**Task goal:**
Extract all of the data and reproduce it precisely.

**Supplied records:**
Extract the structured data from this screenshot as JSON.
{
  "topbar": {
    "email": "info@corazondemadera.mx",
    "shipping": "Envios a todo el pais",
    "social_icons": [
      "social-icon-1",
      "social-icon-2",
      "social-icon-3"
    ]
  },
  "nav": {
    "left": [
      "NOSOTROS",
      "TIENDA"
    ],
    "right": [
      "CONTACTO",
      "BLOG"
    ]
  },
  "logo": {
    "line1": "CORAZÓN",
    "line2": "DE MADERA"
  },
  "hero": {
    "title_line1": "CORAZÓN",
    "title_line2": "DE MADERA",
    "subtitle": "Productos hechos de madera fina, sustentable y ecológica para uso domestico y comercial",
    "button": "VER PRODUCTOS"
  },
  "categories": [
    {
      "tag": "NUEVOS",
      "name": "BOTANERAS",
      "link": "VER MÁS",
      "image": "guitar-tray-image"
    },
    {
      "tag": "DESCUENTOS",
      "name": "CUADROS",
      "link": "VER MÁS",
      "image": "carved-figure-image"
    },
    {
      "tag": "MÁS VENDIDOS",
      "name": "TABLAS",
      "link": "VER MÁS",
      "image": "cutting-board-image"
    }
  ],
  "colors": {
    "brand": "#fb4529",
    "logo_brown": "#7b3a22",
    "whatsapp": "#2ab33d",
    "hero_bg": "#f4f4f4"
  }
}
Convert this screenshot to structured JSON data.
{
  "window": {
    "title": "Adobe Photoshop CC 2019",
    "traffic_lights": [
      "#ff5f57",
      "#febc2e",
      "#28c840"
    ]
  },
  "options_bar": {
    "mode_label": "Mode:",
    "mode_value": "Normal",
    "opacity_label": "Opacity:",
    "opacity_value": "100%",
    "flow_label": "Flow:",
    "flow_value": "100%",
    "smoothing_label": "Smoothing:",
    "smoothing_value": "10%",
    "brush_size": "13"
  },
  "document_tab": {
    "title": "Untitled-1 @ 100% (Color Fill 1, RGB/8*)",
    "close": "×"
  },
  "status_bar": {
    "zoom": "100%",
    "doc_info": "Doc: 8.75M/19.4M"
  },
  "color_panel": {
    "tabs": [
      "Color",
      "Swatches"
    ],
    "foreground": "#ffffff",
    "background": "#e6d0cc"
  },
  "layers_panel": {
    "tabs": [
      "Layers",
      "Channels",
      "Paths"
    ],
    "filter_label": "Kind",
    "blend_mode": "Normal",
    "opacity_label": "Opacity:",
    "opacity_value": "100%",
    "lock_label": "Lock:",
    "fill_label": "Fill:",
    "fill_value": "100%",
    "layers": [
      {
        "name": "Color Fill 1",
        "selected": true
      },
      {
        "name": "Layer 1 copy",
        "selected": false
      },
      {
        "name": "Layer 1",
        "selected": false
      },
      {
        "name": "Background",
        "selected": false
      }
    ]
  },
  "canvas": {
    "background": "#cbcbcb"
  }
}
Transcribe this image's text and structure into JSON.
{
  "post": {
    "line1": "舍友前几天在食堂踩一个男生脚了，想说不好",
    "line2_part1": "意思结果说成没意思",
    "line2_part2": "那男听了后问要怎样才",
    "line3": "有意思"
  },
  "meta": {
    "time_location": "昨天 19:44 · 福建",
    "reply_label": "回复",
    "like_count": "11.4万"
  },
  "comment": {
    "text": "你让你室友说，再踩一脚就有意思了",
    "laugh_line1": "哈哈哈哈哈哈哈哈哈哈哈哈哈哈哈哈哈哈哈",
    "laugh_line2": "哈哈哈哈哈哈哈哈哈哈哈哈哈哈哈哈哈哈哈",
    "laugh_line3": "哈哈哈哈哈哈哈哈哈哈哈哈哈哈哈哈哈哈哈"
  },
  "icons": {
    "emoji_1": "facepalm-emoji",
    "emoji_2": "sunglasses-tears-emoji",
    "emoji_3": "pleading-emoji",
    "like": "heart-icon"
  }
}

**Expected answer:**
Extract the structured data from this screenshot as JSON.
{
  "topbar": {
    "email": "info@corazondemadera.mx",
    "shipping": "Envios a todo el pais",
    "social_icons": [
      "social-icon-1",
      "social-icon-2",
      "social-icon-3"
    ]
  },
  "nav": {
    "left": [
      "NOSOTROS",
      "TIENDA"
    ],
    "right": [
      "CONTACTO",
      "BLOG"
    ]
  },
  "logo": {
    "line1": "CORAZÓN",
    "line2": "DE MADERA"
  },
  "hero": {
    "title_line1": "CORAZÓN",
    "title_line2": "DE MADERA",
    "subtitle": "Productos hechos de madera fina, sustentable y ecológica para uso domestico y comercial",
    "button": "VER PRODUCTOS"
  },
  "categories": [
    {
      "tag": "NUEVOS",
      "name": "BOTANERAS",
      "link": "VER MÁS",
      "image": "guitar-tray-image"
    },
    {
      "tag": "DESCUENTOS",
      "name": "CUADROS",
      "link": "VER MÁS",
      "image": "carved-figure-image"
    },
    {
      "tag": "MÁS VENDIDOS",
      "name": "TABLAS",
      "link": "VER MÁS",
      "image": "cutting-board-image"
    }
  ],
  "colors": {
    "brand": "#fb4529",
    "logo_brown": "#7b3a22",
    "whatsapp": "#2ab33d",
    "hero_bg": "#f4f4f4"
  }
}
Convert this screenshot to structured JSON data.
{
  "window": {
    "title": "Adobe Photoshop CC 2019",
    "traffic_lights": [
      "#ff5f57",
      "#febc2e",
      "#28c840"
    ]
  },
  "options_bar": {
    "mode_label": "Mode:",
    "mode_value": "Normal",
    "opacity_label": "Opacity:",
    "opacity_value": "100%",
    "flow_label": "Flow:",
    "flow_value": "100%",
    "smoothing_label": "Smoothing:",
    "smoothing_value": "10%",
    "brush_size": "13"
  },
  "document_tab": {
    "title": "Untitled-1 @ 100% (Color Fill 1, RGB/8*)",
    "close": "×"
  },
  "status_bar": {
    "zoom": "100%",
    "doc_info": "Doc: 8.75M/19.4M"
  },
  "color_panel": {
    "tabs": [
      "Color",
      "Swatches"
    ],
    "foreground": "#ffffff",
    "background": "#e6d0cc"
  },
  "layers_panel": {
    "tabs": [
      "Layers",
      "Channels",
      "Paths"
    ],
    "filter_label": "Kind",
    "blend_mode": "Normal",
    "opacity_label": "Opacity:",
    "opacity_value": "100%",
    "lock_label": "Lock:",
    "fill_label": "Fill:",
    "fill_value": "100%",
    "layers": [
      {
        "name": "Color Fill 1",
        "selected": true
      },
      {
        "name": "Layer 1 copy",
        "selected": false
      },
      {
        "name": "Layer 1",
        "selected": false
      },
      {
        "name": "Background",
        "selected": false
      }
    ]
  },
  "canvas": {
    "background": "#cbcbcb"
  }
}
Transcribe this image's text and structure into JSON.
{
  "post": {
    "line1": "舍友前几天在食堂踩一个男生脚了，想说不好",
    "line2_part1": "意思结果说成没意思",
    "line2_part2": "那男听了后问要怎样才",
    "line3": "有意思"
  },
  "meta": {
    "time_location": "昨天 19:44 · 福建",
    "reply_label": "回复",
    "like_count": "11.4万"
  },
  "comment": {
    "text": "你让你室友说，再踩一脚就有意思了",
    "laugh_line1": "哈哈哈哈哈哈哈哈哈哈哈哈哈哈哈哈哈哈哈",
    "laugh_line2": "哈哈哈哈哈哈哈哈哈哈哈哈哈哈哈哈哈哈哈",
    "laugh_line3": "哈哈哈哈哈哈哈哈哈哈哈哈哈哈哈哈哈哈哈"
  },
  "icons": {
    "emoji_1": "facepalm-emoji",
    "emoji_2": "sunglasses-tears-emoji",
    "emoji_3": "pleading-emoji",
    "like": "heart-icon"
  }
}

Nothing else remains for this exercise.